**Aim of the exercise**
Every line of the material below needs to be copied exactly; omit the pictures.

**Extracted information**
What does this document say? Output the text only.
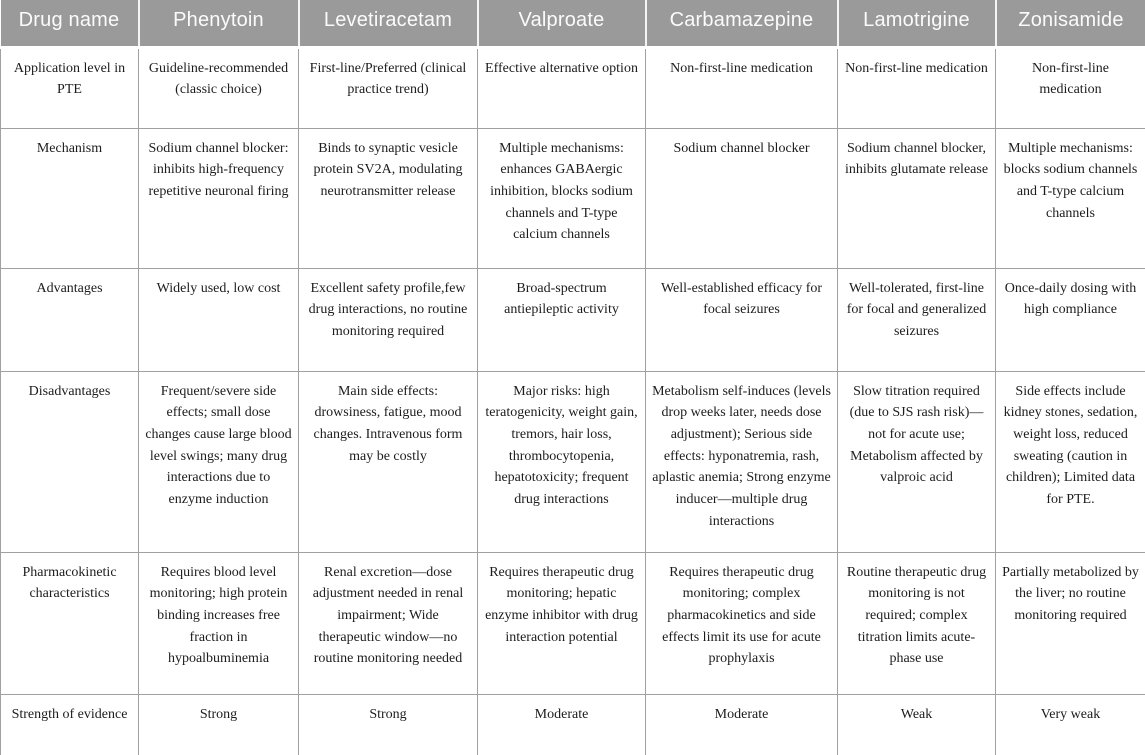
Drug name	Phenytoin	Levetiracetam	Valproate	Carbamazepine	Lamotrigine	Zonisamide
Application level in PTE	Guideline-recommended (classic choice)	First-line/Preferred (clinical practice trend)	Effective alternative option	Non-first-line medication	Non-first-line medication	Non-first-line medication
Mechanism	Sodium channel blocker: inhibits high-frequency repetitive neuronal firing	Binds to synaptic vesicle protein SV2A, modulating neurotransmitter release	Multiple mechanisms: enhances GABAergic inhibition, blocks sodium channels and T-type calcium channels	Sodium channel blocker	Sodium channel blocker, inhibits glutamate release	Multiple mechanisms: blocks sodium channels and T-type calcium channels
Advantages	Widely used, low cost	Excellent safety profile,few drug interactions, no routine monitoring required	Broad-spectrum antiepileptic activity	Well-established efficacy for focal seizures	Well-tolerated, first-line for focal and generalized seizures	Once-daily dosing with high compliance
Disadvantages	Frequent/severe side effects; small dose changes cause large blood level swings; many drug interactions due to enzyme induction	Main side effects: drowsiness, fatigue, mood changes. Intravenous form may be costly	Major risks: high teratogenicity, weight gain, tremors, hair loss, thrombocytopenia, hepatotoxicity; frequent drug interactions	Metabolism self-induces (levels drop weeks later, needs dose adjustment); Serious side effects: hyponatremia, rash, aplastic anemia; Strong enzyme inducer—multiple drug interactions	Slow titration required (due to SJS rash risk)—not for acute use; Metabolism affected by valproic acid	Side effects include kidney stones, sedation, weight loss, reduced sweating (caution in children); Limited data for PTE.
Pharmacokinetic characteristics	Requires blood level monitoring; high protein binding increases free fraction in hypoalbuminemia	Renal excretion—dose adjustment needed in renal impairment; Wide therapeutic window—no routine monitoring needed	Requires therapeutic drug monitoring; hepatic enzyme inhibitor with drug interaction potential	Requires therapeutic drug monitoring; complex pharmacokinetics and side effects limit its use for acute prophylaxis	Routine therapeutic drug monitoring is not required; complex titration limits acute-phase use	Partially metabolized by the liver; no routine monitoring required
Strength of evidence	Strong	Strong	Moderate	Moderate	Weak	Very weak
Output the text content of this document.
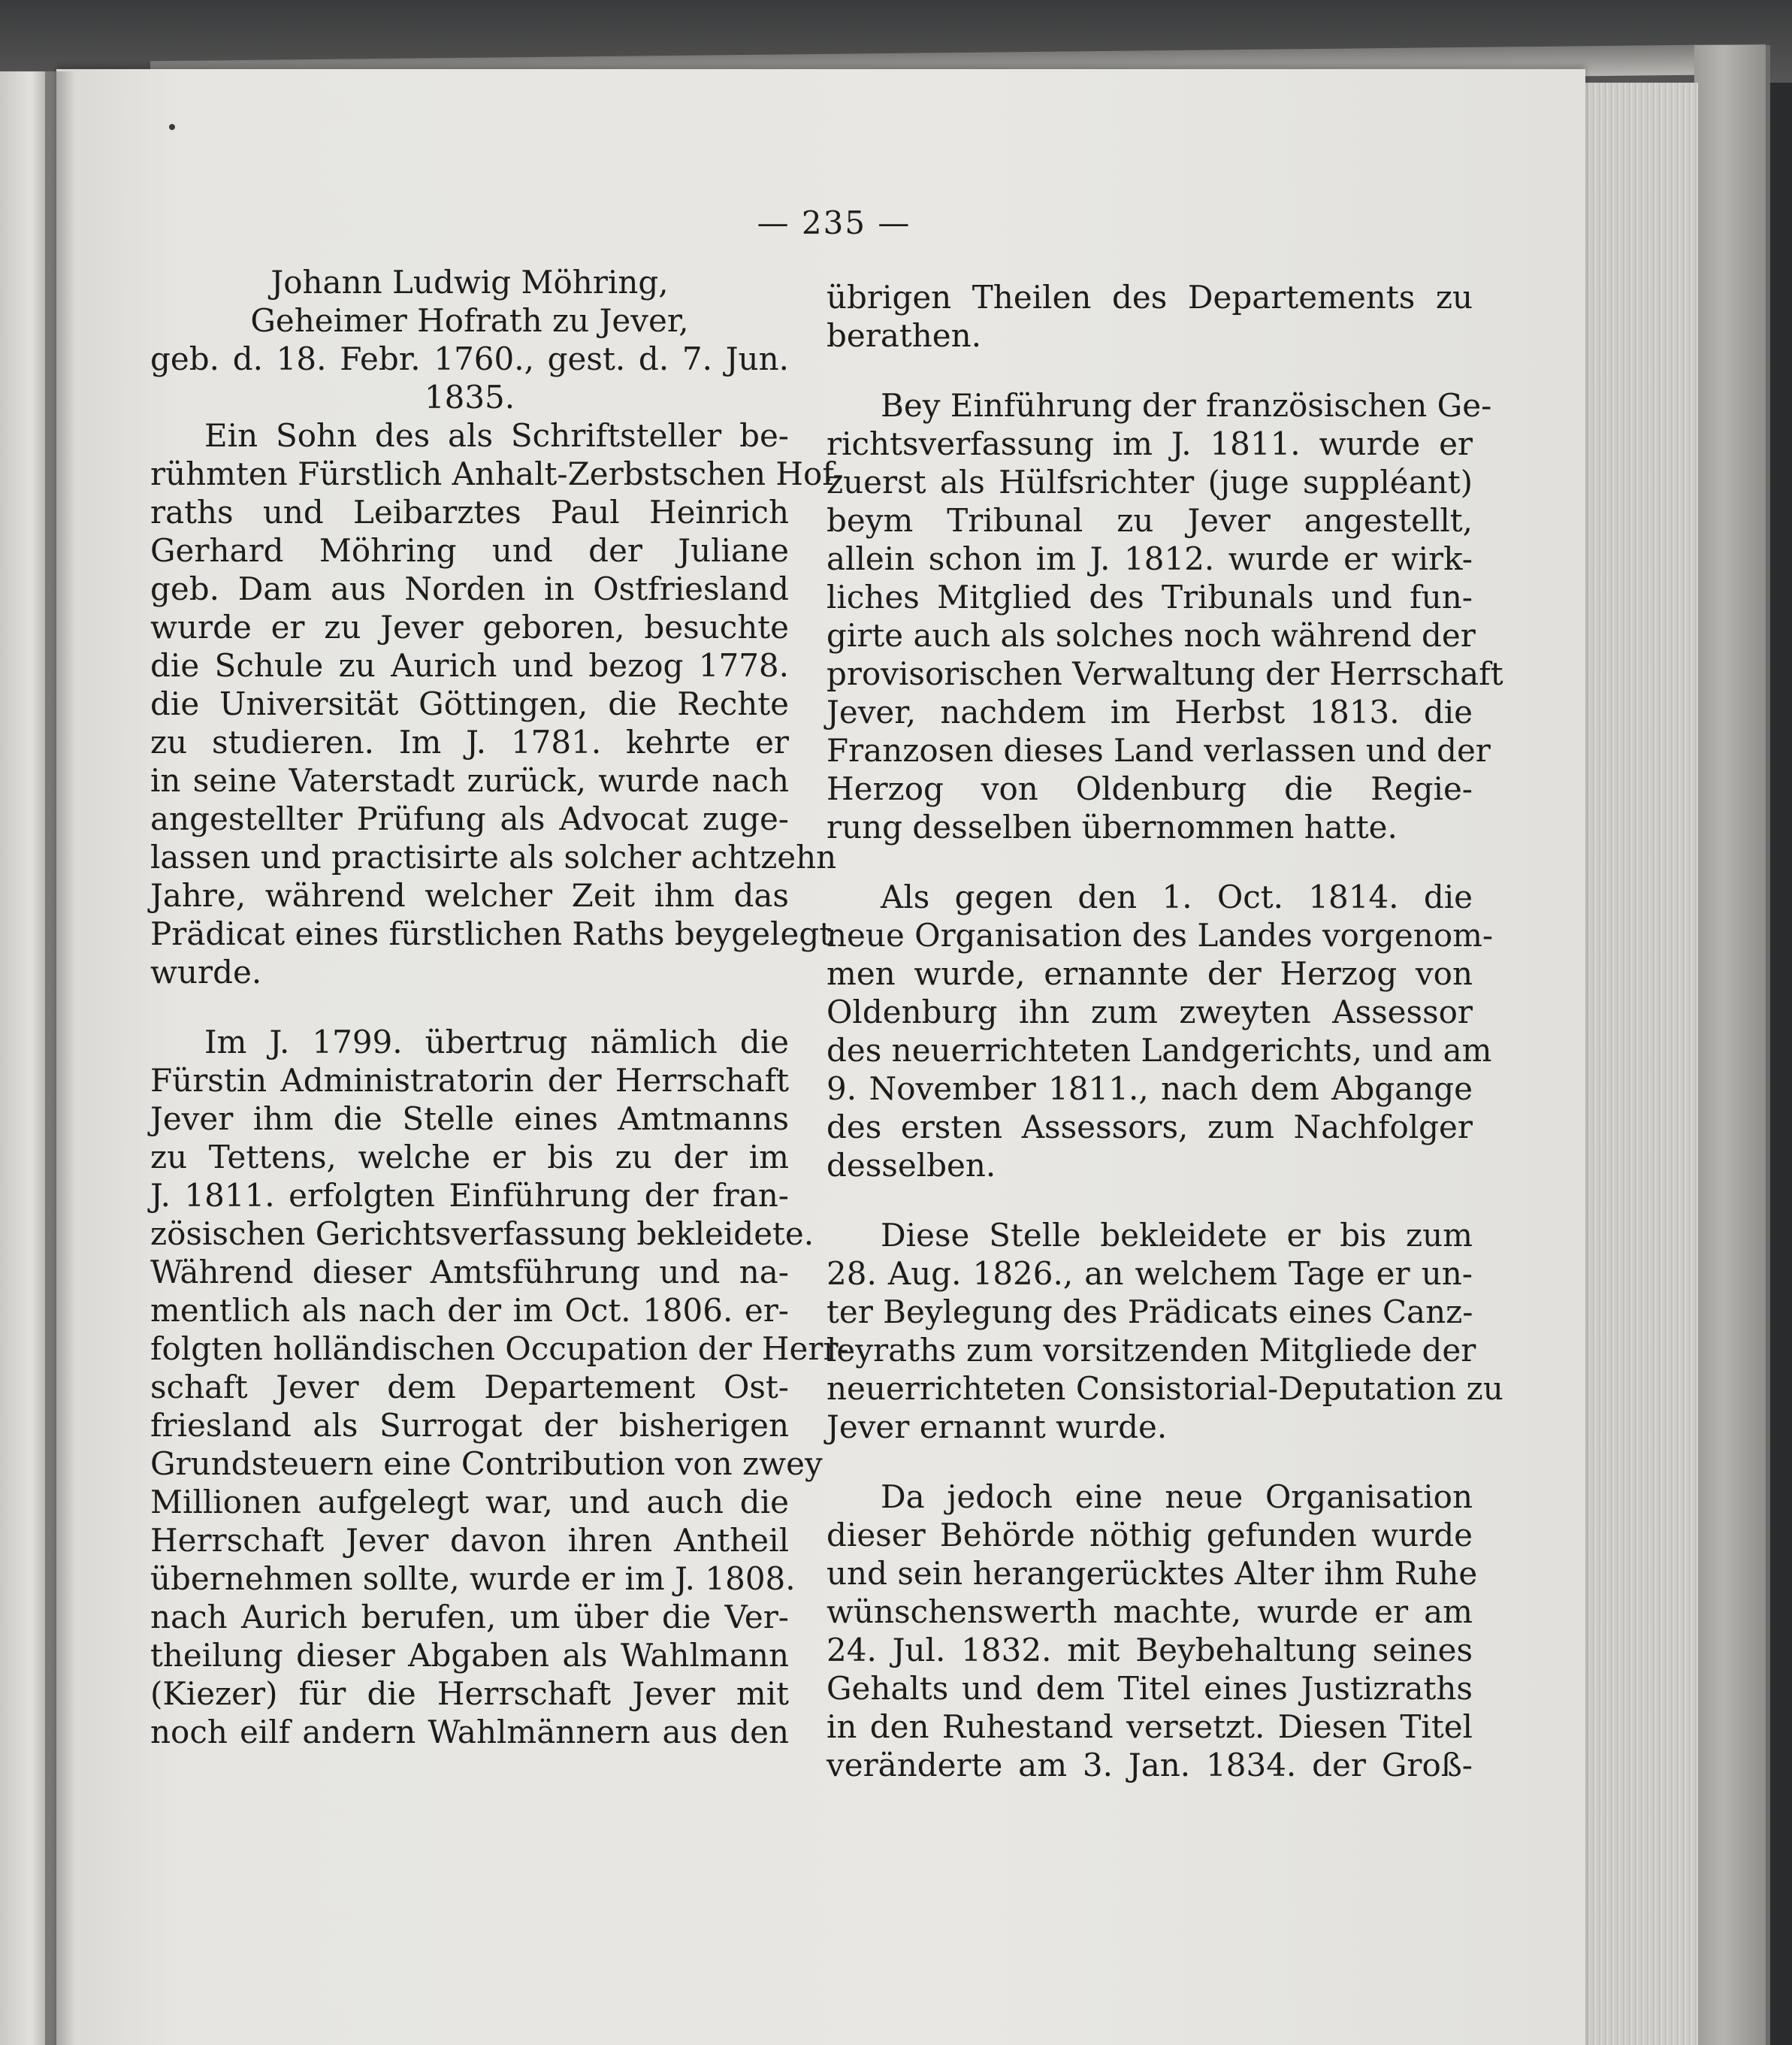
— 235 —
Johann Ludwig Möhring,
Geheimer Hofrath zu Jever,
geb. d. 18. Febr. 1760., gest. d. 7. Jun.
1835.
Ein Sohn des als Schriftsteller be-
rühmten Fürstlich Anhalt-Zerbstschen Hof-
raths und Leibarztes Paul Heinrich
Gerhard Möhring und der Juliane
geb. Dam aus Norden in Ostfriesland
wurde er zu Jever geboren, besuchte
die Schule zu Aurich und bezog 1778.
die Universität Göttingen, die Rechte
zu studieren. Im J. 1781. kehrte er
in seine Vaterstadt zurück, wurde nach
angestellter Prüfung als Advocat zuge-
lassen und practisirte als solcher achtzehn
Jahre, während welcher Zeit ihm das
Prädicat eines fürstlichen Raths beygelegt
wurde.
Im J. 1799. übertrug nämlich die
Fürstin Administratorin der Herrschaft
Jever ihm die Stelle eines Amtmanns
zu Tettens, welche er bis zu der im
J. 1811. erfolgten Einführung der fran-
zösischen Gerichtsverfassung bekleidete.
Während dieser Amtsführung und na-
mentlich als nach der im Oct. 1806. er-
folgten holländischen Occupation der Herr-
schaft Jever dem Departement Ost-
friesland als Surrogat der bisherigen
Grundsteuern eine Contribution von zwey
Millionen aufgelegt war, und auch die
Herrschaft Jever davon ihren Antheil
übernehmen sollte, wurde er im J. 1808.
nach Aurich berufen, um über die Ver-
theilung dieser Abgaben als Wahlmann
(Kiezer) für die Herrschaft Jever mit
noch eilf andern Wahlmännern aus den
übrigen Theilen des Departements zu
berathen.
Bey Einführung der französischen Ge-
richtsverfassung im J. 1811. wurde er
zuerst als Hülfsrichter (juge suppléant)
beym Tribunal zu Jever angestellt,
allein schon im J. 1812. wurde er wirk-
liches Mitglied des Tribunals und fun-
girte auch als solches noch während der
provisorischen Verwaltung der Herrschaft
Jever, nachdem im Herbst 1813. die
Franzosen dieses Land verlassen und der
Herzog von Oldenburg die Regie-
rung desselben übernommen hatte.
Als gegen den 1. Oct. 1814. die
neue Organisation des Landes vorgenom-
men wurde, ernannte der Herzog von
Oldenburg ihn zum zweyten Assessor
des neuerrichteten Landgerichts, und am
9. November 1811., nach dem Abgange
des ersten Assessors, zum Nachfolger
desselben.
Diese Stelle bekleidete er bis zum
28. Aug. 1826., an welchem Tage er un-
ter Beylegung des Prädicats eines Canz-
leyraths zum vorsitzenden Mitgliede der
neuerrichteten Consistorial-Deputation zu
Jever ernannt wurde.
Da jedoch eine neue Organisation
dieser Behörde nöthig gefunden wurde
und sein herangerücktes Alter ihm Ruhe
wünschenswerth machte, wurde er am
24. Jul. 1832. mit Beybehaltung seines
Gehalts und dem Titel eines Justizraths
in den Ruhestand versetzt. Diesen Titel
veränderte am 3. Jan. 1834. der Groß-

**Solution to this problem**
What does this document say? Output the text only.
Drug name	Phenytoin	Levetiracetam	Valproate	Carbamazepine	Lamotrigine	Zonisamide
Application level in PTE	Guideline-recommended (classic choice)	First-line/Preferred (clinical practice trend)	Effective alternative option	Non-first-line medication	Non-first-line medication	Non-first-line medication
Mechanism	Sodium channel blocker: inhibits high-frequency repetitive neuronal firing	Binds to synaptic vesicle protein SV2A, modulating neurotransmitter release	Multiple mechanisms: enhances GABAergic inhibition, blocks sodium channels and T-type calcium channels	Sodium channel blocker	Sodium channel blocker, inhibits glutamate release	Multiple mechanisms: blocks sodium channels and T-type calcium channels
Advantages	Widely used, low cost	Excellent safety profile,few drug interactions, no routine monitoring required	Broad-spectrum antiepileptic activity	Well-established efficacy for focal seizures	Well-tolerated, first-line for focal and generalized seizures	Once-daily dosing with high compliance
Disadvantages	Frequent/severe side effects; small dose changes cause large blood level swings; many drug interactions due to enzyme induction	Main side effects: drowsiness, fatigue, mood changes. Intravenous form may be costly	Major risks: high teratogenicity, weight gain, tremors, hair loss, thrombocytopenia, hepatotoxicity; frequent drug interactions	Metabolism self-induces (levels drop weeks later, needs dose adjustment); Serious side effects: hyponatremia, rash, aplastic anemia; Strong enzyme inducer—multiple drug interactions	Slow titration required (due to SJS rash risk)—not for acute use; Metabolism affected by valproic acid	Side effects include kidney stones, sedation, weight loss, reduced sweating (caution in children); Limited data for PTE.
Pharmacokinetic characteristics	Requires blood level monitoring; high protein binding increases free fraction in hypoalbuminemia	Renal excretion—dose adjustment needed in renal impairment; Wide therapeutic window—no routine monitoring needed	Requires therapeutic drug monitoring; hepatic enzyme inhibitor with drug interaction potential	Requires therapeutic drug monitoring; complex pharmacokinetics and side effects limit its use for acute prophylaxis	Routine therapeutic drug monitoring is not required; complex titration limits acute-phase use	Partially metabolized by the liver; no routine monitoring required
Strength of evidence	Strong	Strong	Moderate	Moderate	Weak	Very weak
Output the text content of this document.
— 235 —
Johann Ludwig Möhring,
Geheimer Hofrath zu Jever,
geb. d. 18. Febr. 1760., gest. d. 7. Jun.
1835.
Ein Sohn des als Schriftsteller be-
rühmten Fürstlich Anhalt-Zerbstschen Hof-
raths und Leibarztes Paul Heinrich
Gerhard Möhring und der Juliane
geb. Dam aus Norden in Ostfriesland
wurde er zu Jever geboren, besuchte
die Schule zu Aurich und bezog 1778.
die Universität Göttingen, die Rechte
zu studieren. Im J. 1781. kehrte er
in seine Vaterstadt zurück, wurde nach
angestellter Prüfung als Advocat zuge-
lassen und practisirte als solcher achtzehn
Jahre, während welcher Zeit ihm das
Prädicat eines fürstlichen Raths beygelegt
wurde.
Im J. 1799. übertrug nämlich die
Fürstin Administratorin der Herrschaft
Jever ihm die Stelle eines Amtmanns
zu Tettens, welche er bis zu der im
J. 1811. erfolgten Einführung der fran-
zösischen Gerichtsverfassung bekleidete.
Während dieser Amtsführung und na-
mentlich als nach der im Oct. 1806. er-
folgten holländischen Occupation der Herr-
schaft Jever dem Departement Ost-
friesland als Surrogat der bisherigen
Grundsteuern eine Contribution von zwey
Millionen aufgelegt war, und auch die
Herrschaft Jever davon ihren Antheil
übernehmen sollte, wurde er im J. 1808.
nach Aurich berufen, um über die Ver-
theilung dieser Abgaben als Wahlmann
(Kiezer) für die Herrschaft Jever mit
noch eilf andern Wahlmännern aus den
übrigen Theilen des Departements zu
berathen.
Bey Einführung der französischen Ge-
richtsverfassung im J. 1811. wurde er
zuerst als Hülfsrichter (juge suppléant)
beym Tribunal zu Jever angestellt,
allein schon im J. 1812. wurde er wirk-
liches Mitglied des Tribunals und fun-
girte auch als solches noch während der
provisorischen Verwaltung der Herrschaft
Jever, nachdem im Herbst 1813. die
Franzosen dieses Land verlassen und der
Herzog von Oldenburg die Regie-
rung desselben übernommen hatte.
Als gegen den 1. Oct. 1814. die
neue Organisation des Landes vorgenom-
men wurde, ernannte der Herzog von
Oldenburg ihn zum zweyten Assessor
des neuerrichteten Landgerichts, und am
9. November 1811., nach dem Abgange
des ersten Assessors, zum Nachfolger
desselben.
Diese Stelle bekleidete er bis zum
28. Aug. 1826., an welchem Tage er un-
ter Beylegung des Prädicats eines Canz-
leyraths zum vorsitzenden Mitgliede der
neuerrichteten Consistorial-Deputation zu
Jever ernannt wurde.
Da jedoch eine neue Organisation
dieser Behörde nöthig gefunden wurde
und sein herangerücktes Alter ihm Ruhe
wünschenswerth machte, wurde er am
24. Jul. 1832. mit Beybehaltung seines
Gehalts und dem Titel eines Justizraths
in den Ruhestand versetzt. Diesen Titel
veränderte am 3. Jan. 1834. der Groß-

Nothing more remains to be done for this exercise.